--- BEGIN Input rows ---

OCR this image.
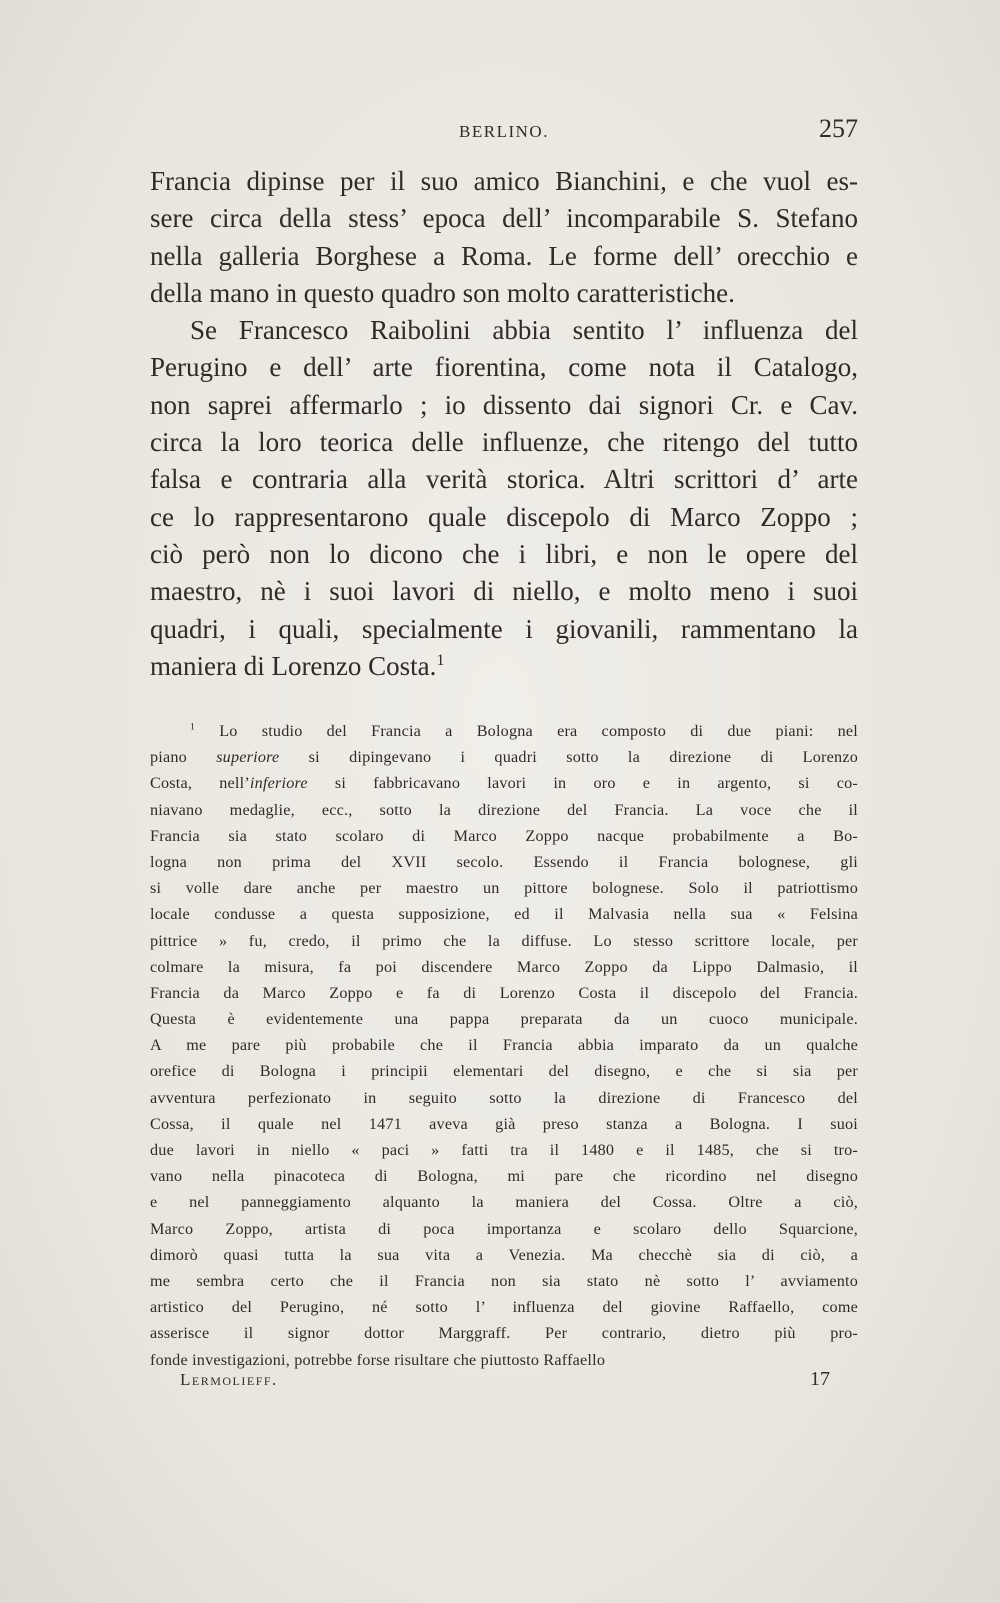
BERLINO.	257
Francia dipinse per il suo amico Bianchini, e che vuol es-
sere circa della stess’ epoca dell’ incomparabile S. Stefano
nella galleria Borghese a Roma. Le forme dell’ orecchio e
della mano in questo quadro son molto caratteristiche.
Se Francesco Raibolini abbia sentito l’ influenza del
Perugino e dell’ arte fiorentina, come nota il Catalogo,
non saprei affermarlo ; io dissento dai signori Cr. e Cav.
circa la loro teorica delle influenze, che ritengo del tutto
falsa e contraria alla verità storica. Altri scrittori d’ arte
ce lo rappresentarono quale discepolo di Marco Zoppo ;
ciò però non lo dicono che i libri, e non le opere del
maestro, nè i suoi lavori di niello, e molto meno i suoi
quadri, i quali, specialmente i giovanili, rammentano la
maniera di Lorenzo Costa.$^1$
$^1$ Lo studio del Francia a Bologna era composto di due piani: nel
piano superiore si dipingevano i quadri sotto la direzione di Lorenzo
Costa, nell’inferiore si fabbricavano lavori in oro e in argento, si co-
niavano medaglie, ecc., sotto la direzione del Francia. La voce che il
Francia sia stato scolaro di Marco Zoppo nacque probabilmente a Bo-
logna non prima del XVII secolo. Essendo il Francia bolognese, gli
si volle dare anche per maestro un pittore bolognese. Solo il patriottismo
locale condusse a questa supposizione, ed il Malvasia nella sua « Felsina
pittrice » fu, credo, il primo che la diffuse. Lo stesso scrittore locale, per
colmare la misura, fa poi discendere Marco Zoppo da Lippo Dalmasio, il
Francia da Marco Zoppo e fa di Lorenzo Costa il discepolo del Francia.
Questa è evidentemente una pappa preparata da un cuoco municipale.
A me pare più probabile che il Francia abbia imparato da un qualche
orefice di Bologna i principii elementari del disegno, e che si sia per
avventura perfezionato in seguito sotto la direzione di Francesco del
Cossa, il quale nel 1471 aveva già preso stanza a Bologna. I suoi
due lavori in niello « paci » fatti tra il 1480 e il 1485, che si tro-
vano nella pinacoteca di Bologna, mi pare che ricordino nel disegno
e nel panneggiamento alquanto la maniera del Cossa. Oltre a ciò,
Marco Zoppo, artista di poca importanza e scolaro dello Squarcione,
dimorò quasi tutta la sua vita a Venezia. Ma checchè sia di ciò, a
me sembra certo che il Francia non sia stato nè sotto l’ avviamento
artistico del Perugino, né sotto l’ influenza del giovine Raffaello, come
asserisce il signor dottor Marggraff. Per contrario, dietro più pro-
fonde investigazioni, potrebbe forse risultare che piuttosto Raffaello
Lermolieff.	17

--- END Input rows ---

- [Request]:
Every line of text is to be repeated exactly; pictures are left out.

- [Worked answer]:
OCR this image.
BERLINO.	257
Francia dipinse per il suo amico Bianchini, e che vuol es-
sere circa della stess’ epoca dell’ incomparabile S. Stefano
nella galleria Borghese a Roma. Le forme dell’ orecchio e
della mano in questo quadro son molto caratteristiche.
Se Francesco Raibolini abbia sentito l’ influenza del
Perugino e dell’ arte fiorentina, come nota il Catalogo,
non saprei affermarlo ; io dissento dai signori Cr. e Cav.
circa la loro teorica delle influenze, che ritengo del tutto
falsa e contraria alla verità storica. Altri scrittori d’ arte
ce lo rappresentarono quale discepolo di Marco Zoppo ;
ciò però non lo dicono che i libri, e non le opere del
maestro, nè i suoi lavori di niello, e molto meno i suoi
quadri, i quali, specialmente i giovanili, rammentano la
maniera di Lorenzo Costa.$^1$
$^1$ Lo studio del Francia a Bologna era composto di due piani: nel
piano superiore si dipingevano i quadri sotto la direzione di Lorenzo
Costa, nell’inferiore si fabbricavano lavori in oro e in argento, si co-
niavano medaglie, ecc., sotto la direzione del Francia. La voce che il
Francia sia stato scolaro di Marco Zoppo nacque probabilmente a Bo-
logna non prima del XVII secolo. Essendo il Francia bolognese, gli
si volle dare anche per maestro un pittore bolognese. Solo il patriottismo
locale condusse a questa supposizione, ed il Malvasia nella sua « Felsina
pittrice » fu, credo, il primo che la diffuse. Lo stesso scrittore locale, per
colmare la misura, fa poi discendere Marco Zoppo da Lippo Dalmasio, il
Francia da Marco Zoppo e fa di Lorenzo Costa il discepolo del Francia.
Questa è evidentemente una pappa preparata da un cuoco municipale.
A me pare più probabile che il Francia abbia imparato da un qualche
orefice di Bologna i principii elementari del disegno, e che si sia per
avventura perfezionato in seguito sotto la direzione di Francesco del
Cossa, il quale nel 1471 aveva già preso stanza a Bologna. I suoi
due lavori in niello « paci » fatti tra il 1480 e il 1485, che si tro-
vano nella pinacoteca di Bologna, mi pare che ricordino nel disegno
e nel panneggiamento alquanto la maniera del Cossa. Oltre a ciò,
Marco Zoppo, artista di poca importanza e scolaro dello Squarcione,
dimorò quasi tutta la sua vita a Venezia. Ma checchè sia di ciò, a
me sembra certo che il Francia non sia stato nè sotto l’ avviamento
artistico del Perugino, né sotto l’ influenza del giovine Raffaello, come
asserisce il signor dottor Marggraff. Per contrario, dietro più pro-
fonde investigazioni, potrebbe forse risultare che piuttosto Raffaello
Lermolieff.	17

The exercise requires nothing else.